Exercise details: Restate the complete material exactly.

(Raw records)

------------------------------------------------------------

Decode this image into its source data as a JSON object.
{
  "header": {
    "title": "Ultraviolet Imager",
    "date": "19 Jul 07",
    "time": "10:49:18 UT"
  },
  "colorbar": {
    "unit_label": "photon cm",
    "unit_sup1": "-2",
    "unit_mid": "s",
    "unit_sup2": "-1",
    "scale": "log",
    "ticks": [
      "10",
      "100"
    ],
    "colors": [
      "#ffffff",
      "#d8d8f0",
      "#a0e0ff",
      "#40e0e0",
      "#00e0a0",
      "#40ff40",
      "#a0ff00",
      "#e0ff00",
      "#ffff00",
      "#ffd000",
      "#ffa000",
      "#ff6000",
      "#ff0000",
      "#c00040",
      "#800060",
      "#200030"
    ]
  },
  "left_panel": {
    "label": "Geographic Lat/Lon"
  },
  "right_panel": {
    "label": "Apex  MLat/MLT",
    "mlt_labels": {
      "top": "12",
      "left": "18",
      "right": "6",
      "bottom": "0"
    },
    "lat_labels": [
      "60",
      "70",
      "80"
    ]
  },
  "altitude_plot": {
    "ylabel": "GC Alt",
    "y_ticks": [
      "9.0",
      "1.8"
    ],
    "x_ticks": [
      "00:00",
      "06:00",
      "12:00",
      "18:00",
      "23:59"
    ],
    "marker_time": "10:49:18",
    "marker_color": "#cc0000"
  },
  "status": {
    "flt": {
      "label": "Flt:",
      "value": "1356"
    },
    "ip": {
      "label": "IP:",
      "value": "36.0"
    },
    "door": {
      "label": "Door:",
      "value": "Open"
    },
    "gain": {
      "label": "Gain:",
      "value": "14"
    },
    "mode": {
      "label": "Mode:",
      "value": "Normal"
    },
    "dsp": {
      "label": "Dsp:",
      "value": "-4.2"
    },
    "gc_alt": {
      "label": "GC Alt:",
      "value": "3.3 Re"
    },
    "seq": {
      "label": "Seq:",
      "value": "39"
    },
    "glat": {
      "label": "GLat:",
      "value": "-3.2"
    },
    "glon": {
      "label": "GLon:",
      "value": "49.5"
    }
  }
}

------------------------------------------------------------

The reply:
Decode this image into its source data as a JSON object.
{
  "header": {
    "title": "Ultraviolet Imager",
    "date": "19 Jul 07",
    "time": "10:49:18 UT"
  },
  "colorbar": {
    "unit_label": "photon cm",
    "unit_sup1": "-2",
    "unit_mid": "s",
    "unit_sup2": "-1",
    "scale": "log",
    "ticks": [
      "10",
      "100"
    ],
    "colors": [
      "#ffffff",
      "#d8d8f0",
      "#a0e0ff",
      "#40e0e0",
      "#00e0a0",
      "#40ff40",
      "#a0ff00",
      "#e0ff00",
      "#ffff00",
      "#ffd000",
      "#ffa000",
      "#ff6000",
      "#ff0000",
      "#c00040",
      "#800060",
      "#200030"
    ]
  },
  "left_panel": {
    "label": "Geographic Lat/Lon"
  },
  "right_panel": {
    "label": "Apex  MLat/MLT",
    "mlt_labels": {
      "top": "12",
      "left": "18",
      "right": "6",
      "bottom": "0"
    },
    "lat_labels": [
      "60",
      "70",
      "80"
    ]
  },
  "altitude_plot": {
    "ylabel": "GC Alt",
    "y_ticks": [
      "9.0",
      "1.8"
    ],
    "x_ticks": [
      "00:00",
      "06:00",
      "12:00",
      "18:00",
      "23:59"
    ],
    "marker_time": "10:49:18",
    "marker_color": "#cc0000"
  },
  "status": {
    "flt": {
      "label": "Flt:",
      "value": "1356"
    },
    "ip": {
      "label": "IP:",
      "value": "36.0"
    },
    "door": {
      "label": "Door:",
      "value": "Open"
    },
    "gain": {
      "label": "Gain:",
      "value": "14"
    },
    "mode": {
      "label": "Mode:",
      "value": "Normal"
    },
    "dsp": {
      "label": "Dsp:",
      "value": "-4.2"
    },
    "gc_alt": {
      "label": "GC Alt:",
      "value": "3.3 Re"
    },
    "seq": {
      "label": "Seq:",
      "value": "39"
    },
    "glat": {
      "label": "GLat:",
      "value": "-3.2"
    },
    "glon": {
      "label": "GLon:",
      "value": "49.5"
    }
  }
}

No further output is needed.